Stated task: Any pictures in the records below should be skipped; write out everything else exactly.

Dataset listings of figures:
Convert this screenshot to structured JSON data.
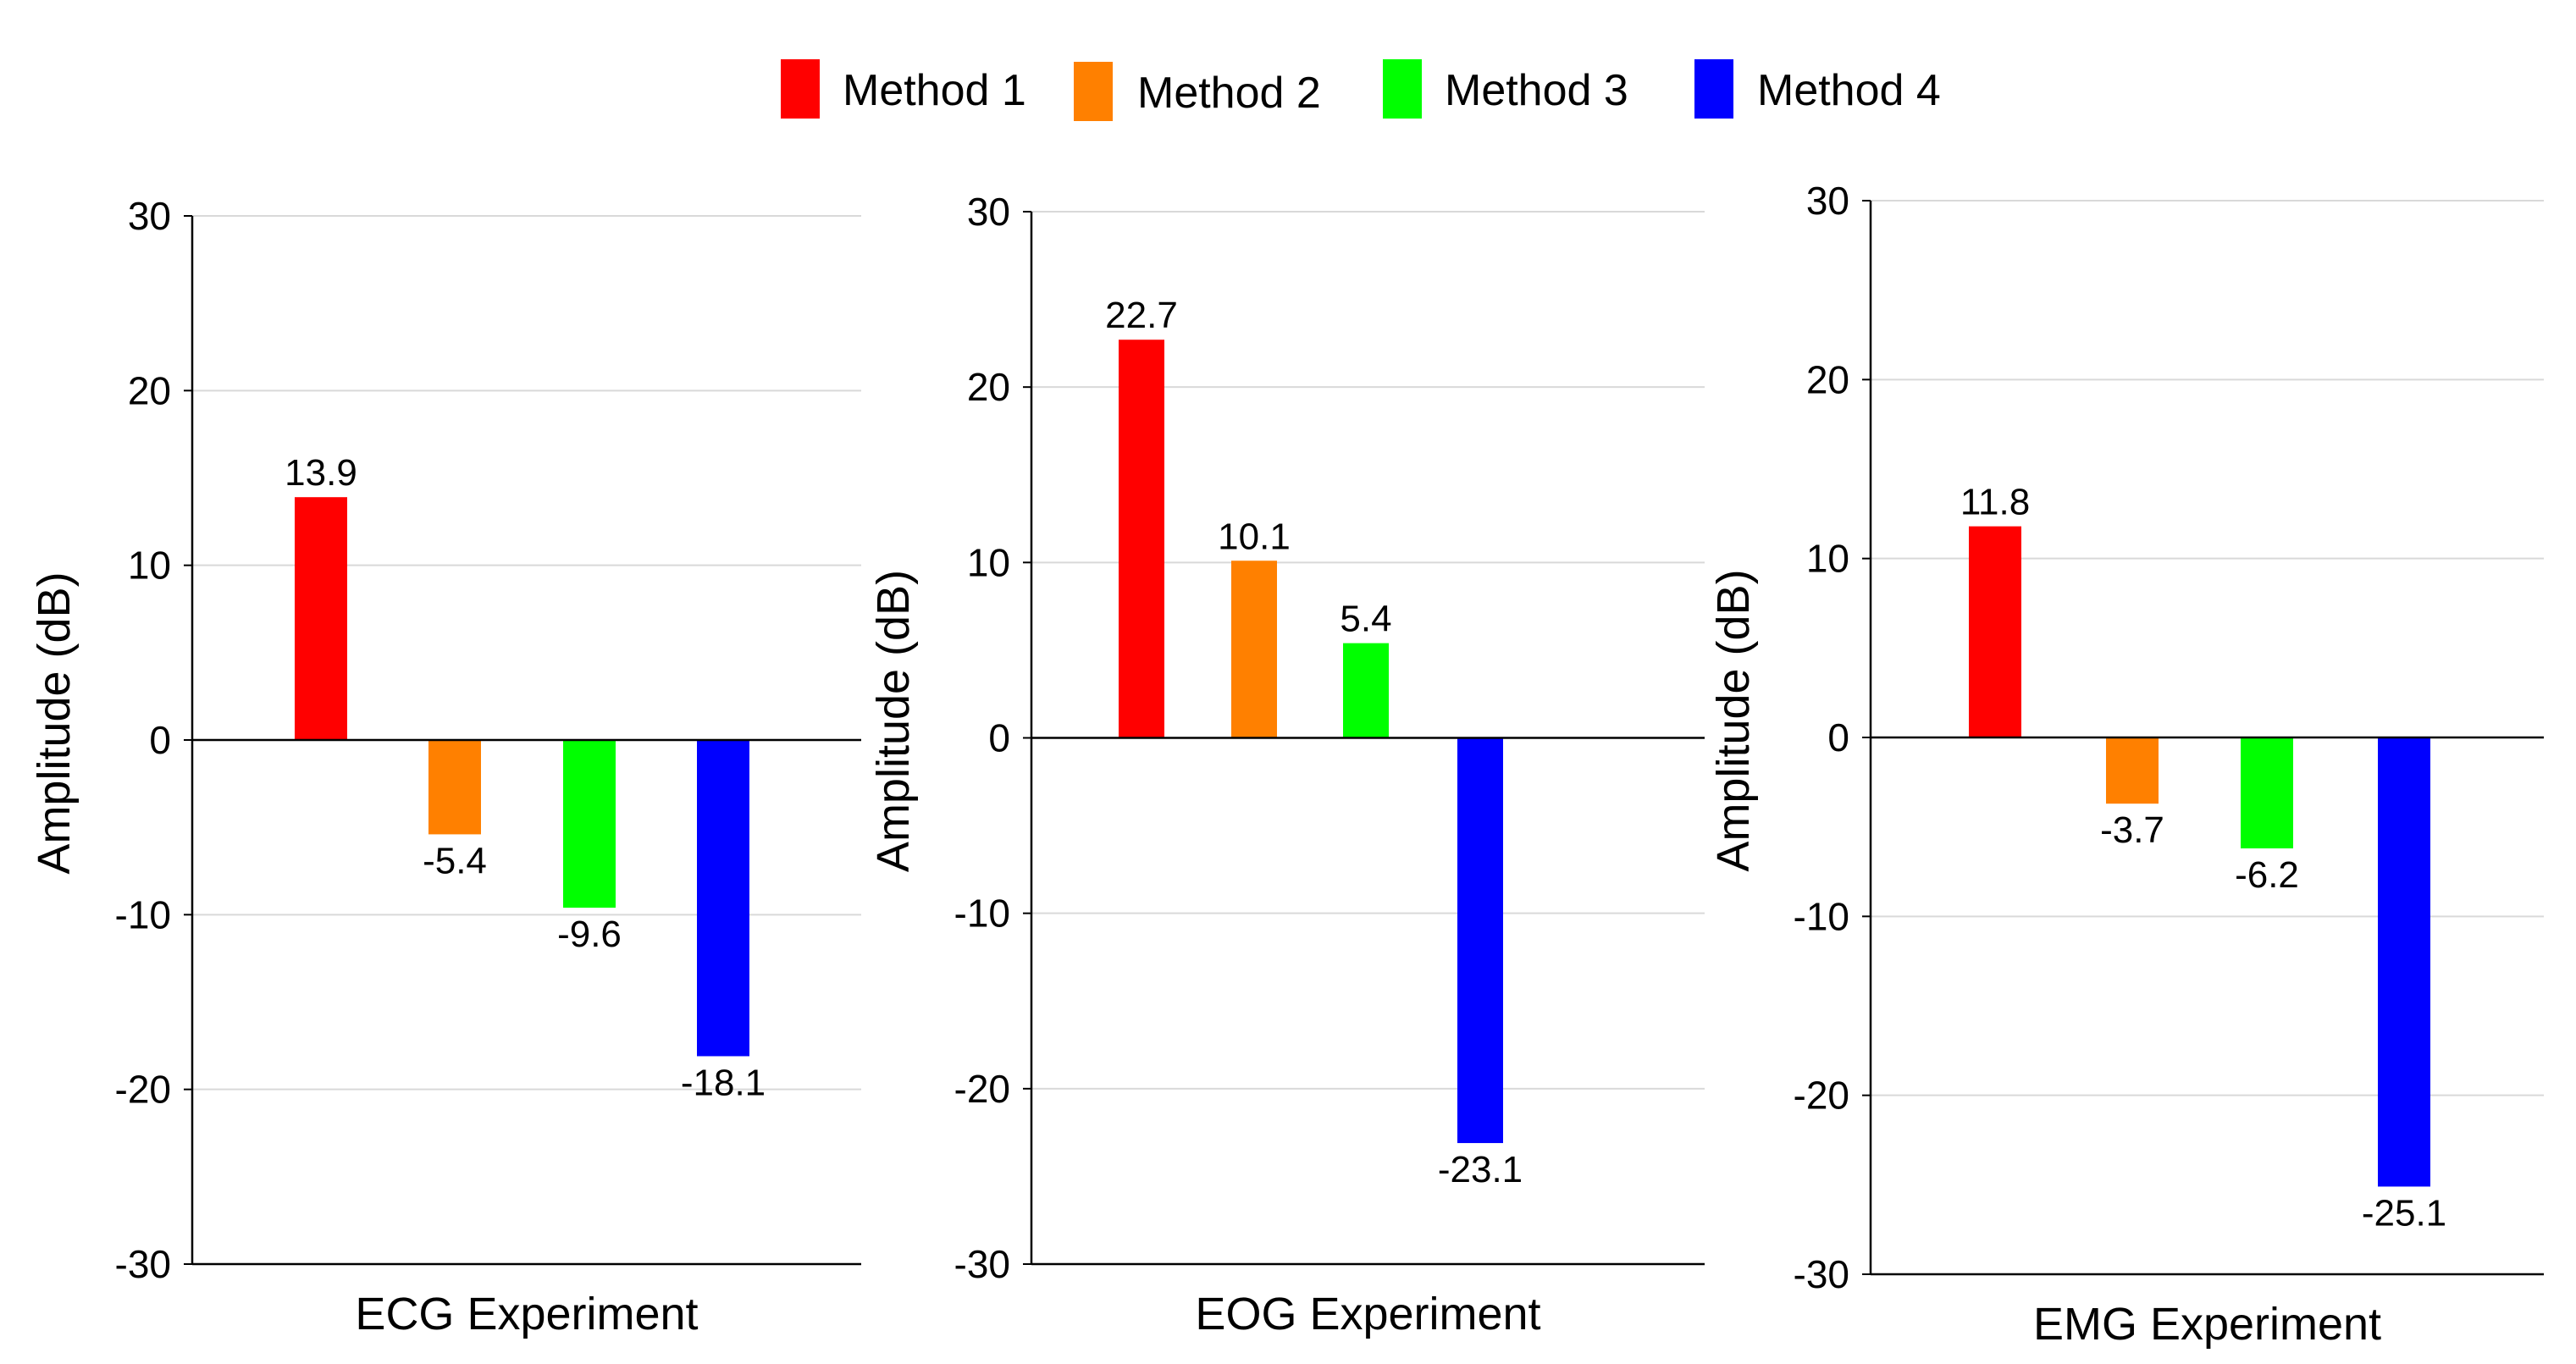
{
  "legend": [
    {
      "name": "Method 1",
      "color": "#ff0000"
    },
    {
      "name": "Method 2",
      "color": "#ff8000"
    },
    {
      "name": "Method 3",
      "color": "#00ff00"
    },
    {
      "name": "Method 4",
      "color": "#0000ff"
    }
  ],
  "chart_data": [
    {
      "type": "bar",
      "categories": [
        "Method 1",
        "Method 2",
        "Method 3",
        "Method 4"
      ],
      "values": [
        13.9,
        -5.4,
        -9.6,
        -18.1
      ],
      "data_labels": [
        "13.9",
        "-5.4",
        "-9.6",
        "-18.1"
      ],
      "xlabel": "ECG Experiment",
      "ylabel": "Amplitude (dB)",
      "ylim": [
        -30,
        30
      ],
      "yticks": [
        "30",
        "20",
        "10",
        "0",
        "-10",
        "-20",
        "-30"
      ],
      "grid": true
    },
    {
      "type": "bar",
      "categories": [
        "Method 1",
        "Method 2",
        "Method 3",
        "Method 4"
      ],
      "values": [
        22.7,
        10.1,
        5.4,
        -23.1
      ],
      "data_labels": [
        "22.7",
        "10.1",
        "5.4",
        "-23.1"
      ],
      "xlabel": "EOG Experiment",
      "ylabel": "Amplitude (dB)",
      "ylim": [
        -30,
        30
      ],
      "yticks": [
        "30",
        "20",
        "10",
        "0",
        "-10",
        "-20",
        "-30"
      ],
      "grid": true
    },
    {
      "type": "bar",
      "categories": [
        "Method 1",
        "Method 2",
        "Method 3",
        "Method 4"
      ],
      "values": [
        11.8,
        -3.7,
        -6.2,
        -25.1
      ],
      "data_labels": [
        "11.8",
        "-3.7",
        "-6.2",
        "-25.1"
      ],
      "xlabel": "EMG Experiment",
      "ylabel": "Amplitude (dB)",
      "ylim": [
        -30,
        30
      ],
      "yticks": [
        "30",
        "20",
        "10",
        "0",
        "-10",
        "-20",
        "-30"
      ],
      "grid": true
    }
  ]
}
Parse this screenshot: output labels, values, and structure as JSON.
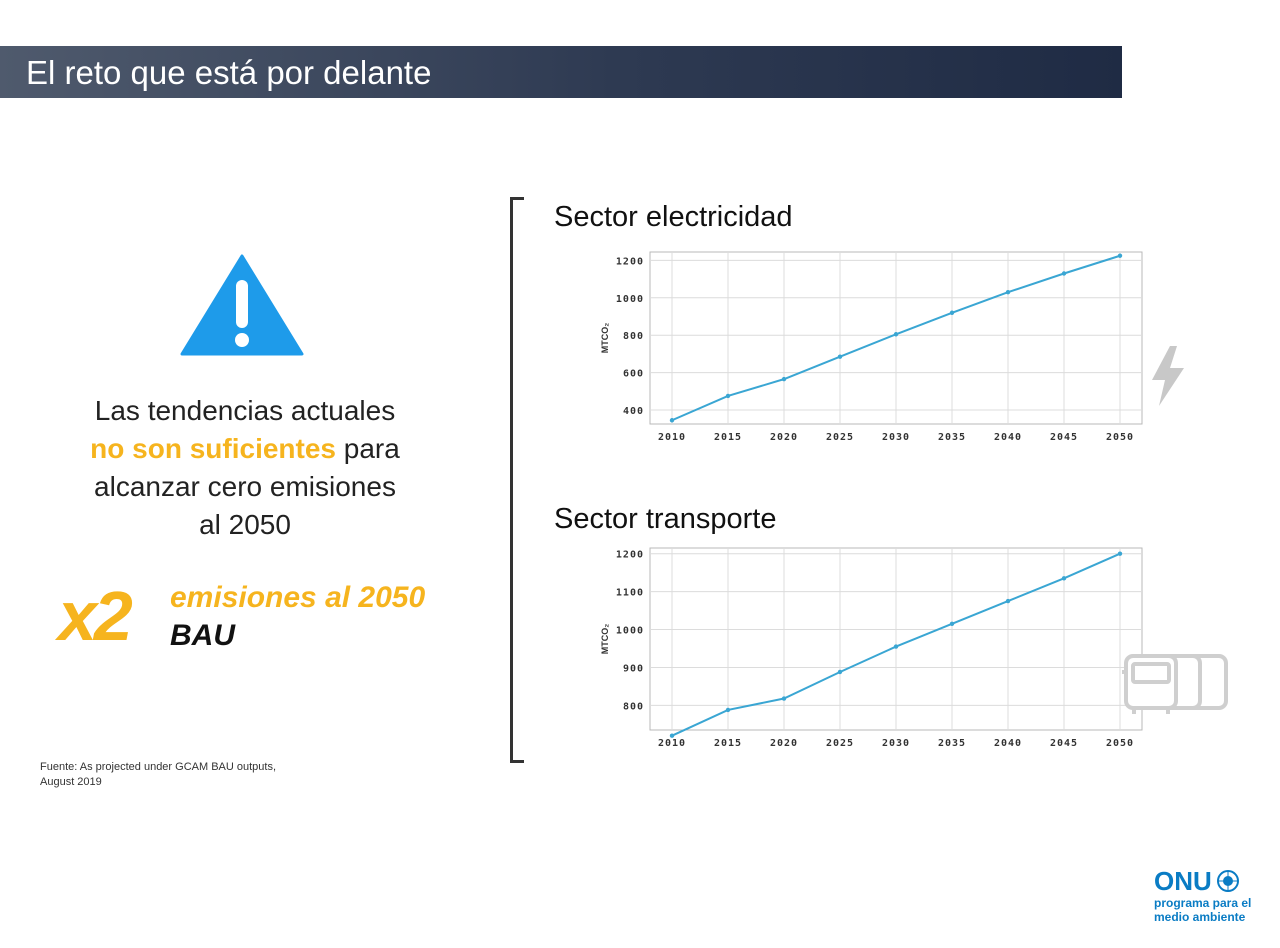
{
  "header": {
    "title": "El reto que está por delante"
  },
  "left": {
    "text_line1": "Las tendencias actuales",
    "text_highlight": "no son suficientes",
    "text_after_highlight": " para",
    "text_line3": "alcanzar cero emisiones",
    "text_line4": "al 2050",
    "multiplier": "x2",
    "multiplier_line1": "emisiones al 2050",
    "multiplier_line2": "BAU",
    "source_line1": "Fuente: As projected under GCAM BAU outputs,",
    "source_line2": "August 2019"
  },
  "icons": {
    "warning": "warning-triangle-icon",
    "electricity": "lightning-bolt-icon",
    "transport": "bus-icon",
    "logo_globe": "un-emblem-icon"
  },
  "colors": {
    "accent": "#f6b41e",
    "line": "#3aa6d3",
    "warning": "#1e9bea",
    "brand": "#0a7cc4"
  },
  "logo": {
    "name": "ONU",
    "sub_line1": "programa para el",
    "sub_line2": "medio ambiente"
  },
  "chart_data": [
    {
      "type": "line",
      "title": "Sector electricidad",
      "ylabel": "MTCO₂",
      "x": [
        2010,
        2015,
        2020,
        2025,
        2030,
        2035,
        2040,
        2045,
        2050
      ],
      "xticks": [
        2010,
        2015,
        2020,
        2025,
        2030,
        2035,
        2040,
        2045,
        2050
      ],
      "yticks": [
        400,
        600,
        800,
        1000,
        1200
      ],
      "ylim": [
        325,
        1245
      ],
      "series": [
        {
          "values": [
            345,
            475,
            565,
            685,
            805,
            920,
            1030,
            1130,
            1225
          ]
        }
      ],
      "grid": true
    },
    {
      "type": "line",
      "title": "Sector transporte",
      "ylabel": "MTCO₂",
      "x": [
        2010,
        2015,
        2020,
        2025,
        2030,
        2035,
        2040,
        2045,
        2050
      ],
      "xticks": [
        2010,
        2015,
        2020,
        2025,
        2030,
        2035,
        2040,
        2045,
        2050
      ],
      "yticks": [
        800,
        900,
        1000,
        1100,
        1200
      ],
      "ylim": [
        735,
        1215
      ],
      "series": [
        {
          "values": [
            720,
            788,
            818,
            888,
            955,
            1015,
            1075,
            1135,
            1200
          ]
        }
      ],
      "grid": true
    }
  ]
}
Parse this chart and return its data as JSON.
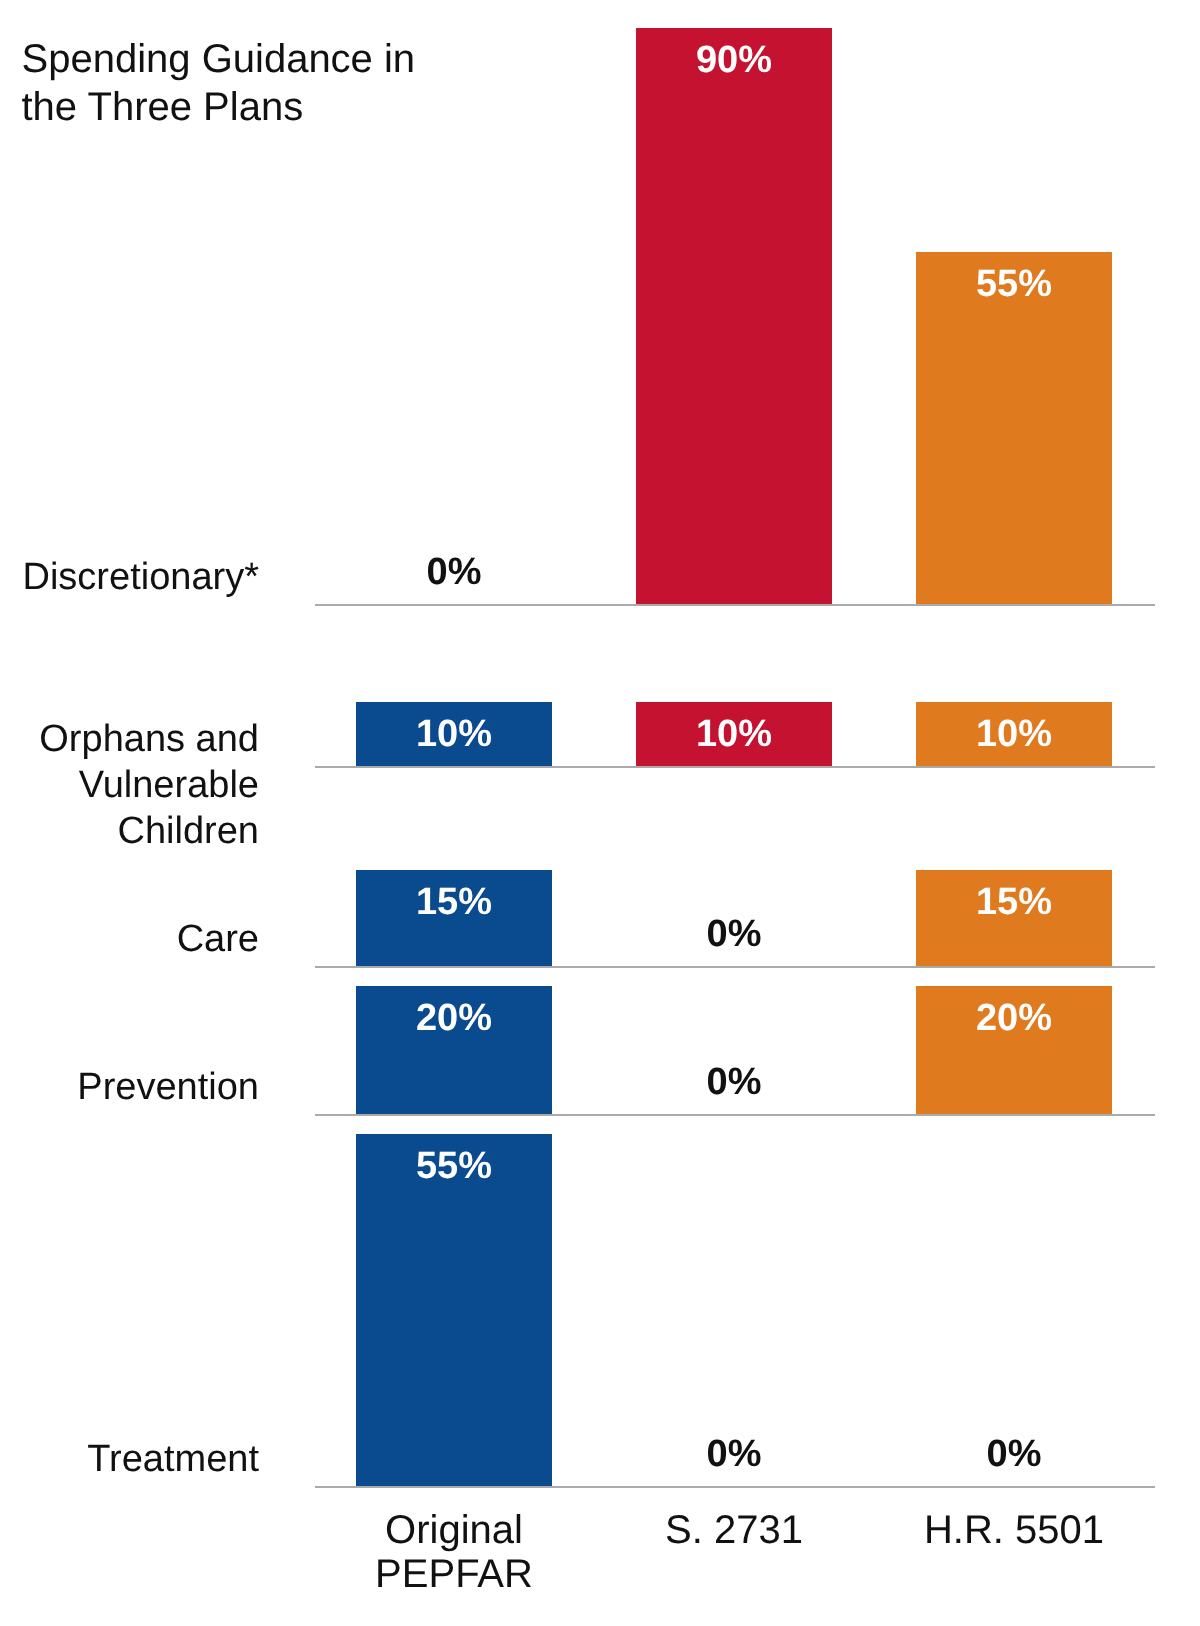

Result for this task:
Convert this screenshot to structured JSON data.
{
  "legend": [
    {
      "name": "Method 1",
      "color": "#ff0000"
    },
    {
      "name": "Method 2",
      "color": "#ff8000"
    },
    {
      "name": "Method 3",
      "color": "#00ff00"
    },
    {
      "name": "Method 4",
      "color": "#0000ff"
    }
  ],
  "chart_data": [
    {
      "type": "bar",
      "categories": [
        "Method 1",
        "Method 2",
        "Method 3",
        "Method 4"
      ],
      "values": [
        13.9,
        -5.4,
        -9.6,
        -18.1
      ],
      "data_labels": [
        "13.9",
        "-5.4",
        "-9.6",
        "-18.1"
      ],
      "xlabel": "ECG Experiment",
      "ylabel": "Amplitude (dB)",
      "ylim": [
        -30,
        30
      ],
      "yticks": [
        "30",
        "20",
        "10",
        "0",
        "-10",
        "-20",
        "-30"
      ],
      "grid": true
    },
    {
      "type": "bar",
      "categories": [
        "Method 1",
        "Method 2",
        "Method 3",
        "Method 4"
      ],
      "values": [
        22.7,
        10.1,
        5.4,
        -23.1
      ],
      "data_labels": [
        "22.7",
        "10.1",
        "5.4",
        "-23.1"
      ],
      "xlabel": "EOG Experiment",
      "ylabel": "Amplitude (dB)",
      "ylim": [
        -30,
        30
      ],
      "yticks": [
        "30",
        "20",
        "10",
        "0",
        "-10",
        "-20",
        "-30"
      ],
      "grid": true
    },
    {
      "type": "bar",
      "categories": [
        "Method 1",
        "Method 2",
        "Method 3",
        "Method 4"
      ],
      "values": [
        11.8,
        -3.7,
        -6.2,
        -25.1
      ],
      "data_labels": [
        "11.8",
        "-3.7",
        "-6.2",
        "-25.1"
      ],
      "xlabel": "EMG Experiment",
      "ylabel": "Amplitude (dB)",
      "ylim": [
        -30,
        30
      ],
      "yticks": [
        "30",
        "20",
        "10",
        "0",
        "-10",
        "-20",
        "-30"
      ],
      "grid": true
    }
  ]
}
Parse this screenshot: output labels, values, and structure as JSON.
{
  "header": {
    "title": "El reto que está por delante"
  },
  "left": {
    "text_line1": "Las tendencias actuales",
    "text_highlight": "no son suficientes",
    "text_after_highlight": " para",
    "text_line3": "alcanzar cero emisiones",
    "text_line4": "al 2050",
    "multiplier": "x2",
    "multiplier_line1": "emisiones al 2050",
    "multiplier_line2": "BAU",
    "source_line1": "Fuente: As projected under GCAM BAU outputs,",
    "source_line2": "August 2019"
  },
  "icons": {
    "warning": "warning-triangle-icon",
    "electricity": "lightning-bolt-icon",
    "transport": "bus-icon",
    "logo_globe": "un-emblem-icon"
  },
  "colors": {
    "accent": "#f6b41e",
    "line": "#3aa6d3",
    "warning": "#1e9bea",
    "brand": "#0a7cc4"
  },
  "logo": {
    "name": "ONU",
    "sub_line1": "programa para el",
    "sub_line2": "medio ambiente"
  },
  "chart_data": [
    {
      "type": "line",
      "title": "Sector electricidad",
      "ylabel": "MTCO₂",
      "x": [
        2010,
        2015,
        2020,
        2025,
        2030,
        2035,
        2040,
        2045,
        2050
      ],
      "xticks": [
        2010,
        2015,
        2020,
        2025,
        2030,
        2035,
        2040,
        2045,
        2050
      ],
      "yticks": [
        400,
        600,
        800,
        1000,
        1200
      ],
      "ylim": [
        325,
        1245
      ],
      "series": [
        {
          "values": [
            345,
            475,
            565,
            685,
            805,
            920,
            1030,
            1130,
            1225
          ]
        }
      ],
      "grid": true
    },
    {
      "type": "line",
      "title": "Sector transporte",
      "ylabel": "MTCO₂",
      "x": [
        2010,
        2015,
        2020,
        2025,
        2030,
        2035,
        2040,
        2045,
        2050
      ],
      "xticks": [
        2010,
        2015,
        2020,
        2025,
        2030,
        2035,
        2040,
        2045,
        2050
      ],
      "yticks": [
        800,
        900,
        1000,
        1100,
        1200
      ],
      "ylim": [
        735,
        1215
      ],
      "series": [
        {
          "values": [
            720,
            788,
            818,
            888,
            955,
            1015,
            1075,
            1135,
            1200
          ]
        }
      ],
      "grid": true
    }
  ]
}
Parse this chart and return its data as JSON.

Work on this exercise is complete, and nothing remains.